**** Information shown

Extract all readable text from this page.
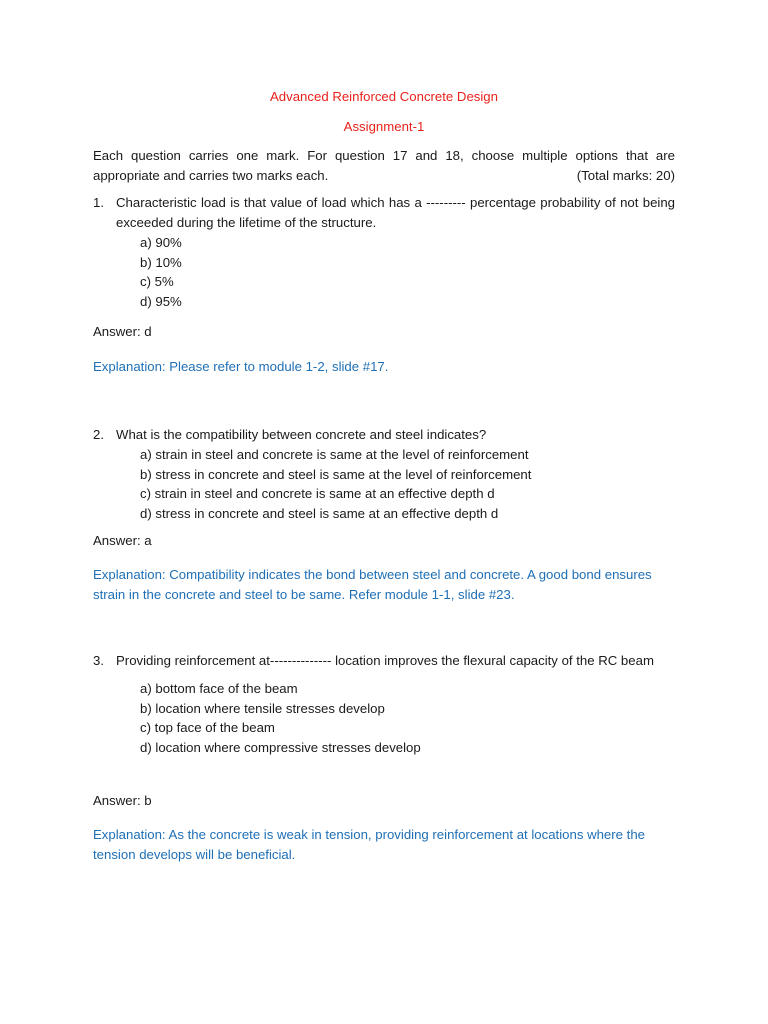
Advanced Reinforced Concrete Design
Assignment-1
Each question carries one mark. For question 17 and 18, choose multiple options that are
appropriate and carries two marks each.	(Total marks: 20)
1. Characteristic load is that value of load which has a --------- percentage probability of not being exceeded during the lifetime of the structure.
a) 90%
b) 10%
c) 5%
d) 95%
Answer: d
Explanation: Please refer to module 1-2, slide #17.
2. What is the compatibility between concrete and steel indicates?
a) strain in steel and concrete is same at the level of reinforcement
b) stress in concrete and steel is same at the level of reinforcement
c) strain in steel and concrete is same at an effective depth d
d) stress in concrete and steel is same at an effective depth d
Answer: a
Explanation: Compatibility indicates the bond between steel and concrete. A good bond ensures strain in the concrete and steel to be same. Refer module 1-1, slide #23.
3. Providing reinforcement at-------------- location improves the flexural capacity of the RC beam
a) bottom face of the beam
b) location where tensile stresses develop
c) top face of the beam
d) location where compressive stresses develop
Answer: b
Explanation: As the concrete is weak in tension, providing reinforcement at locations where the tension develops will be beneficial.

********

Repeat the material exactly as it reads, without any of its pictures.

Extract all readable text from this page.
Advanced Reinforced Concrete Design
Assignment-1
Each question carries one mark. For question 17 and 18, choose multiple options that are
appropriate and carries two marks each.	(Total marks: 20)
1. Characteristic load is that value of load which has a --------- percentage probability of not being exceeded during the lifetime of the structure.
a) 90%
b) 10%
c) 5%
d) 95%
Answer: d
Explanation: Please refer to module 1-2, slide #17.
2. What is the compatibility between concrete and steel indicates?
a) strain in steel and concrete is same at the level of reinforcement
b) stress in concrete and steel is same at the level of reinforcement
c) strain in steel and concrete is same at an effective depth d
d) stress in concrete and steel is same at an effective depth d
Answer: a
Explanation: Compatibility indicates the bond between steel and concrete. A good bond ensures strain in the concrete and steel to be same. Refer module 1-1, slide #23.
3. Providing reinforcement at-------------- location improves the flexural capacity of the RC beam
a) bottom face of the beam
b) location where tensile stresses develop
c) top face of the beam
d) location where compressive stresses develop
Answer: b
Explanation: As the concrete is weak in tension, providing reinforcement at locations where the tension develops will be beneficial.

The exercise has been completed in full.